• Record excerpts
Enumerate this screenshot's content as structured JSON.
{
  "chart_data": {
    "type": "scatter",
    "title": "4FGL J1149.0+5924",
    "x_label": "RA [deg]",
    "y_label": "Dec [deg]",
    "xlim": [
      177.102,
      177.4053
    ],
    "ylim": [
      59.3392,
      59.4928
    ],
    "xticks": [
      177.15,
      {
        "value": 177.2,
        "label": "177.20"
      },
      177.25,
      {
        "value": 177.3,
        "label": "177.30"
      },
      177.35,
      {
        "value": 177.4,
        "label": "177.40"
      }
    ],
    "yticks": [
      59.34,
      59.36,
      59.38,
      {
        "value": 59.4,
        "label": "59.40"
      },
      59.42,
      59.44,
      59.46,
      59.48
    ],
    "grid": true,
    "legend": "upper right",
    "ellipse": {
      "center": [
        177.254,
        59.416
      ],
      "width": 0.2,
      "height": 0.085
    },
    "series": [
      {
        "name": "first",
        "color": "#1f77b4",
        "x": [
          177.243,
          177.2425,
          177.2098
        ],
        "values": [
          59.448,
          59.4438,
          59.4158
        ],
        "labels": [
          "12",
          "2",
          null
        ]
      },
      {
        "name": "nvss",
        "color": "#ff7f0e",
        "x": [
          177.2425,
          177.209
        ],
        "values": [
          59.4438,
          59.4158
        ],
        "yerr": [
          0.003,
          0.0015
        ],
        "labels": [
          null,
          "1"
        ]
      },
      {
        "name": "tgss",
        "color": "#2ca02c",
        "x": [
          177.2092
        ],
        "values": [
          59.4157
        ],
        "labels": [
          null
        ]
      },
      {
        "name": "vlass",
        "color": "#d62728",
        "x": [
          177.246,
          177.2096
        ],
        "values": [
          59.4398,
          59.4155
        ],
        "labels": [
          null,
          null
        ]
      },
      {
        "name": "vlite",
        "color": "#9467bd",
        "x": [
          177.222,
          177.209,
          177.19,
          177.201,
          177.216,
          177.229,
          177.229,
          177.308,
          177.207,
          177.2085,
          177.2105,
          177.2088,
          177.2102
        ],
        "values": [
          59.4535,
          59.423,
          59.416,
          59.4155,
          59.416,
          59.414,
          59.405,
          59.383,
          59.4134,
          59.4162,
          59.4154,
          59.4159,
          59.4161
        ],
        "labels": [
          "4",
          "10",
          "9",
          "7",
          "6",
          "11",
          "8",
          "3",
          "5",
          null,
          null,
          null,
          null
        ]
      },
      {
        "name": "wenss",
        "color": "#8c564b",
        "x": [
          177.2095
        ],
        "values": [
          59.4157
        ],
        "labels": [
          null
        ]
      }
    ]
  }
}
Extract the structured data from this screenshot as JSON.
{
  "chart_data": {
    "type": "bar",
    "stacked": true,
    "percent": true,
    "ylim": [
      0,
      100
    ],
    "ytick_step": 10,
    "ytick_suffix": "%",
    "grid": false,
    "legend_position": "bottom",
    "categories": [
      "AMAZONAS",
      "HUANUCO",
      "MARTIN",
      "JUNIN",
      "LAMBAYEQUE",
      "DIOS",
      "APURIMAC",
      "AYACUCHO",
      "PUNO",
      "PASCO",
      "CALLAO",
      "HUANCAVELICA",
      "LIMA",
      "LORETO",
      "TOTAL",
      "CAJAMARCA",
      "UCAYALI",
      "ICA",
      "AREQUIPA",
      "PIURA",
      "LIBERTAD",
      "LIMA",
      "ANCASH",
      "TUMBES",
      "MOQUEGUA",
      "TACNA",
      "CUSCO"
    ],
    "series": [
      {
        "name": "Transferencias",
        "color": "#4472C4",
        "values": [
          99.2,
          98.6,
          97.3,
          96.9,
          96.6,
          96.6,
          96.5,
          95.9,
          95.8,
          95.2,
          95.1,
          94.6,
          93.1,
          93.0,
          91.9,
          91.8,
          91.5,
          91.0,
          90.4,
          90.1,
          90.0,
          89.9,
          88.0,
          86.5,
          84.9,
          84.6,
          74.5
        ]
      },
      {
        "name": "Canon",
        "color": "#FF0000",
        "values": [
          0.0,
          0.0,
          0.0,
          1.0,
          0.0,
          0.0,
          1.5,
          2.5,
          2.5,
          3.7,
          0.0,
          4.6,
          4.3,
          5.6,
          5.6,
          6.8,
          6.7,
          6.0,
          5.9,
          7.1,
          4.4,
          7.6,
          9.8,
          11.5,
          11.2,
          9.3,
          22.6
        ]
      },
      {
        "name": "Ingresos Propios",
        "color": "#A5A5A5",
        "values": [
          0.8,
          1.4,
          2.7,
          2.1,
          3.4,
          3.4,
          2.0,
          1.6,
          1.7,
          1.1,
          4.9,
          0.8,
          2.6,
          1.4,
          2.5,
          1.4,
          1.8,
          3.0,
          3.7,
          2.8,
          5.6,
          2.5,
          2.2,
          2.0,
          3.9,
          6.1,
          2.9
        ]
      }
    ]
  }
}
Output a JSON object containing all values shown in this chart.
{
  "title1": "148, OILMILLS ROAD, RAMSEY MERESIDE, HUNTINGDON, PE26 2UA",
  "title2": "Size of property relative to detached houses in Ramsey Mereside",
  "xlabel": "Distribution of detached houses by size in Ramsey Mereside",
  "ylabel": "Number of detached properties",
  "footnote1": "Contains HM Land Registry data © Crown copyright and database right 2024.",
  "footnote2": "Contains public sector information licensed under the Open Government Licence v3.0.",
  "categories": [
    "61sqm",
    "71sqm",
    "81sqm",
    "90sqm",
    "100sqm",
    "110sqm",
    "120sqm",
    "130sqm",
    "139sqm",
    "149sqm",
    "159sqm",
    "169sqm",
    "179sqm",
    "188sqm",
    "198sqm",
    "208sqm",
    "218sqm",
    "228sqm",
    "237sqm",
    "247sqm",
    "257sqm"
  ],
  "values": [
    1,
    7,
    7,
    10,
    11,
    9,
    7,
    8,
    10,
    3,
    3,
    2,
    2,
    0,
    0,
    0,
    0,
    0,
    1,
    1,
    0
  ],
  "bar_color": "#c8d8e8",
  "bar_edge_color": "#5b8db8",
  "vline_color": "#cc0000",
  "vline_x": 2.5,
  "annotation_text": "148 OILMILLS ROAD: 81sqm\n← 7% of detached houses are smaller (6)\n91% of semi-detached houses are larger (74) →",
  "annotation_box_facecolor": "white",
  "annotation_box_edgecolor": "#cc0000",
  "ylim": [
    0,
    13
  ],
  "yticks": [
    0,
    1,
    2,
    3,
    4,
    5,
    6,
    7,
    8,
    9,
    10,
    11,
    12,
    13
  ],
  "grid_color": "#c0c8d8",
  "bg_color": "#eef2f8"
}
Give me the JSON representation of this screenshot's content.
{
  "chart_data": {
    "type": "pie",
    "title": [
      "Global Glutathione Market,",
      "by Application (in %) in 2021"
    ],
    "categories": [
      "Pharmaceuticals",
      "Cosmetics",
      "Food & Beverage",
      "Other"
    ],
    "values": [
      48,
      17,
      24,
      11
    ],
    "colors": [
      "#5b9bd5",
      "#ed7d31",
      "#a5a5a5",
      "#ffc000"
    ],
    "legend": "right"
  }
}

• Given instruction
Say how many lines of the listing above contain "true", with no other words.

• Written response
3